TASK STATEMENT
Each line containing the word "PAPER" needs to be copied.

***** EXERCISE INPUT

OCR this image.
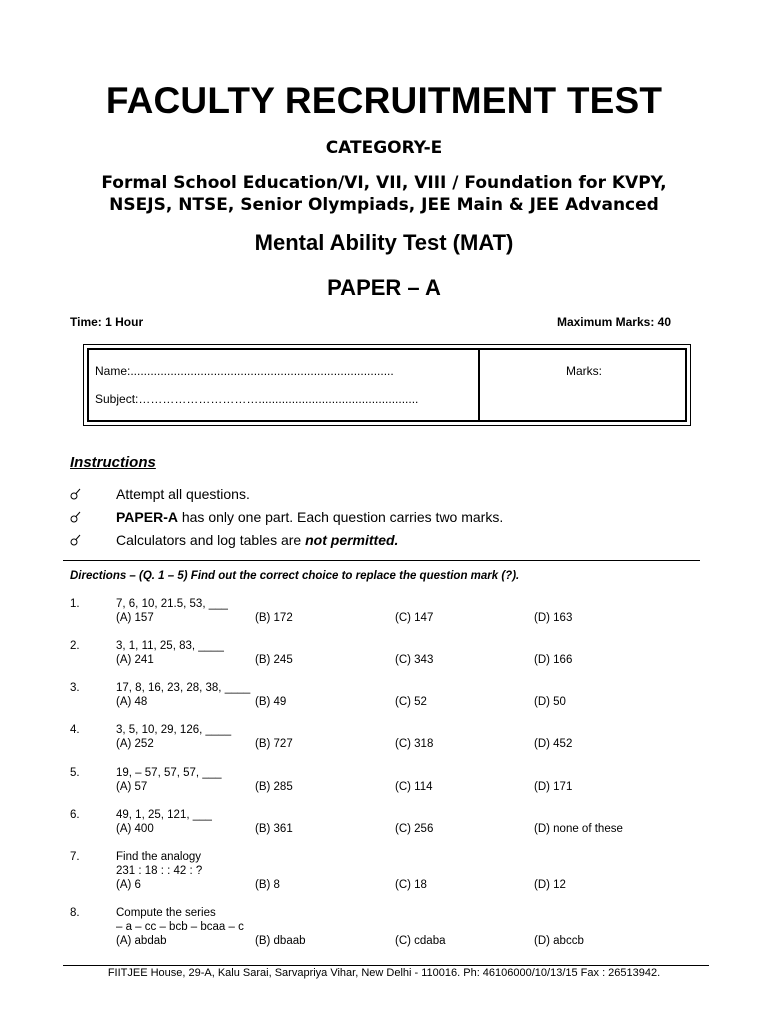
FACULTY RECRUITMENT TEST
CATEGORY-E
Formal School Education/VI, VII, VIII / Foundation for KVPY,
NSEJS, NTSE, Senior Olympiads, JEE Main & JEE Advanced
Mental Ability Test (MAT)
PAPER – A
Time: 1 Hour	Maximum Marks: 40
Name:...............................................................................
Subject:…………………………................................................
Marks:
Instructions
Attempt all questions.
PAPER-A has only one part. Each question carries two marks.
Calculators and log tables are not permitted.
Directions – (Q. 1 – 5) Find out the correct choice to replace the question mark (?).
1.	7, 6, 10, 21.5, 53, ___
(A) 157	(B) 172	(C) 147	(D) 163
2.	3, 1, 11, 25, 83, ____
(A) 241	(B) 245	(C) 343	(D) 166
3.	17, 8, 16, 23, 28, 38, ____
(A) 48	(B) 49	(C) 52	(D) 50
4.	3, 5, 10, 29, 126, ____
(A) 252	(B) 727	(C) 318	(D) 452
5.	19, – 57, 57, 57, ___
(A) 57	(B) 285	(C) 114	(D) 171
6.	49, 1, 25, 121, ___
(A) 400	(B) 361	(C) 256	(D) none of these
7.	Find the analogy
231 : 18 : : 42 : ?
(A) 6	(B) 8	(C) 18	(D) 12
8.	Compute the series
– a – cc – bcb – bcaa – c
(A) abdab	(B) dbaab	(C) cdaba	(D) abccb
FIITJEE House, 29-A, Kalu Sarai, Sarvapriya Vihar, New Delhi - 110016. Ph: 46106000/10/13/15 Fax : 26513942.
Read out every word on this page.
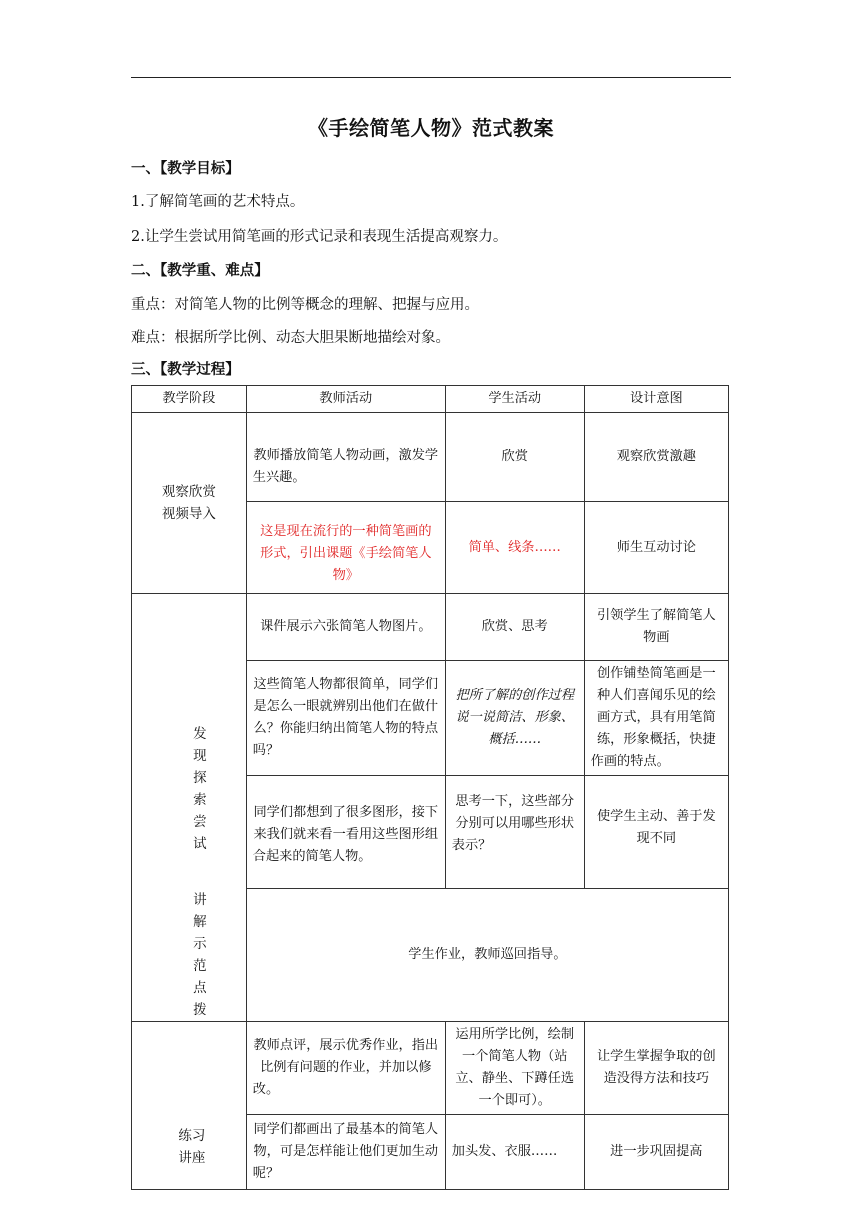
《手绘简笔人物》范式教案
一、【教学目标】
1.了解简笔画的艺术特点。
2.让学生尝试用简笔画的形式记录和表现生活提高观察力。
二、【教学重、难点】
重点：对简笔人物的比例等概念的理解、把握与应用。
难点：根据所学比例、动态大胆果断地描绘对象。
三、【教学过程】
教学阶段	教师活动	学生活动	设计意图
观察欣赏视频导入	教师播放简笔人物动画，激发学生兴趣。	欣赏	观察欣赏激趣
	这是现在流行的一种简笔画的形式，引出课题《手绘简笔人物》	简单、线条……	师生互动讨论
发现探索尝试	课件展示六张简笔人物图片。	欣赏、思考	引领学生了解简笔人物画
	这些简笔人物都很简单，同学们是怎么一眼就辨别出他们在做什么？你能归纳出简笔人物的特点吗？	把所了解的创作过程说一说简洁、形象、概括……	创作铺垫简笔画是一种人们喜闻乐见的绘画方式，具有用笔简练，形象概括，快捷作画的特点。
	同学们都想到了很多图形，接下来我们就来看一看用这些图形组合起来的简笔人物。	思考一下，这些部分分别可以用哪些形状表示？	使学生主动、善于发现不同
讲解示范点拨	学生作业，教师巡回指导。		
练习讲座	教师点评，展示优秀作业，指出比例有问题的作业，并加以修改。	运用所学比例，绘制一个简笔人物（站立、静坐、下蹲任选一个即可）。	让学生掌握争取的创造没得方法和技巧
	同学们都画出了最基本的简笔人物，可是怎样能让他们更加生动呢？	加头发、衣服……	进一步巩固提高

**********

SOLUTION TO THIS TASK
PAPER – A
PAPER-A has only one part. Each question carries two marks.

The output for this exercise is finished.